▸ **DATA EXTRACT**:
□ □ □ □ □ □ □

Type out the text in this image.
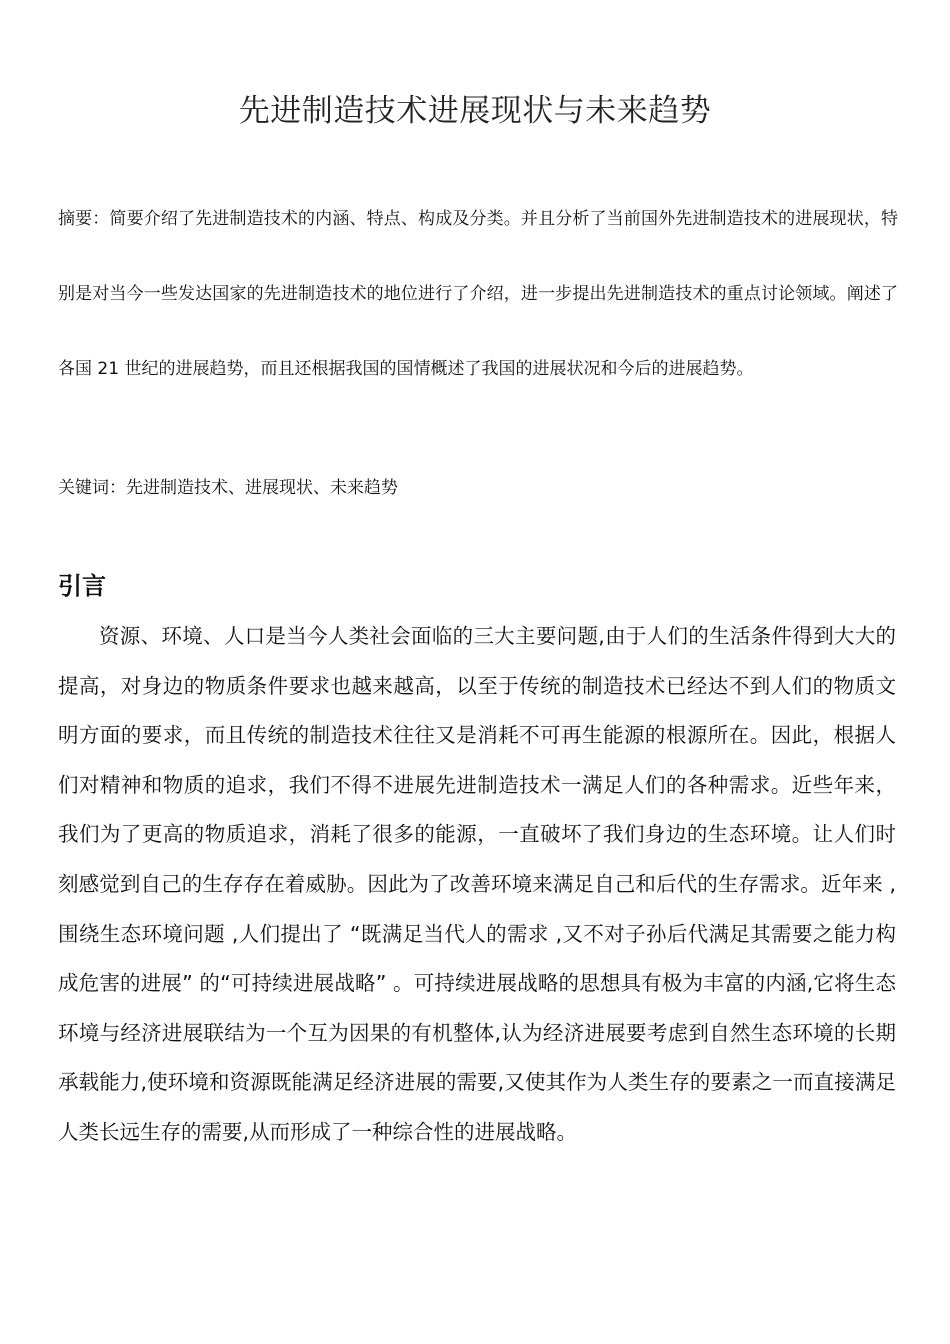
先进制造技术进展现状与未来趋势

摘要：简要介绍了先进制造技术的内涵、特点、构成及分类。并且分析了当前国外先进制造技术的进展现状，特别是对当今一些发达国家的先进制造技术的地位进行了介绍，进一步提出先进制造技术的重点讨论领域。阐述了各国 21 世纪的进展趋势，而且还根据我国的国情概述了我国的进展状况和今后的进展趋势。

关键词：先进制造技术、进展现状、未来趋势

引言

资源、环境、人口是当今人类社会面临的三大主要问题,由于人们的生活条件得到大大的提高，对身边的物质条件要求也越来越高，以至于传统的制造技术已经达不到人们的物质文明方面的要求，而且传统的制造技术往往又是消耗不可再生能源的根源所在。因此，根据人们对精神和物质的追求，我们不得不进展先进制造技术一满足人们的各种需求。近些年来，我们为了更高的物质追求，消耗了很多的能源，一直破坏了我们身边的生态环境。让人们时刻感觉到自己的生存存在着威胁。因此为了改善环境来满足自己和后代的生存需求。近年来 ,围绕生态环境问题 ,人们提出了 “既满足当代人的需求 ,又不对子孙后代满足其需要之能力构成危害的进展” 的“可持续进展战略” 。可持续进展战略的思想具有极为丰富的内涵,它将生态环境与经济进展联结为一个互为因果的有机整体,认为经济进展要考虑到自然生态环境的长期承载能力,使环境和资源既能满足经济进展的需要,又使其作为人类生存的要素之一而直接满足人类长远生存的需要,从而形成了一种综合性的进展战略。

□ □ □ □ □ □ □

▸ **TASK REQUIREMENTS**:
Repeat the entries exactly. Pictures are excluded from the copy.

▸ **TASK RESULT**:
Type out the text in this image.
先进制造技术进展现状与未来趋势

摘要：简要介绍了先进制造技术的内涵、特点、构成及分类。并且分析了当前国外先进制造技术的进展现状，特别是对当今一些发达国家的先进制造技术的地位进行了介绍，进一步提出先进制造技术的重点讨论领域。阐述了各国 21 世纪的进展趋势，而且还根据我国的国情概述了我国的进展状况和今后的进展趋势。

关键词：先进制造技术、进展现状、未来趋势

引言

资源、环境、人口是当今人类社会面临的三大主要问题,由于人们的生活条件得到大大的提高，对身边的物质条件要求也越来越高，以至于传统的制造技术已经达不到人们的物质文明方面的要求，而且传统的制造技术往往又是消耗不可再生能源的根源所在。因此，根据人们对精神和物质的追求，我们不得不进展先进制造技术一满足人们的各种需求。近些年来，我们为了更高的物质追求，消耗了很多的能源，一直破坏了我们身边的生态环境。让人们时刻感觉到自己的生存存在着威胁。因此为了改善环境来满足自己和后代的生存需求。近年来 ,围绕生态环境问题 ,人们提出了 “既满足当代人的需求 ,又不对子孙后代满足其需要之能力构成危害的进展” 的“可持续进展战略” 。可持续进展战略的思想具有极为丰富的内涵,它将生态环境与经济进展联结为一个互为因果的有机整体,认为经济进展要考虑到自然生态环境的长期承载能力,使环境和资源既能满足经济进展的需要,又使其作为人类生存的要素之一而直接满足人类长远生存的需要,从而形成了一种综合性的进展战略。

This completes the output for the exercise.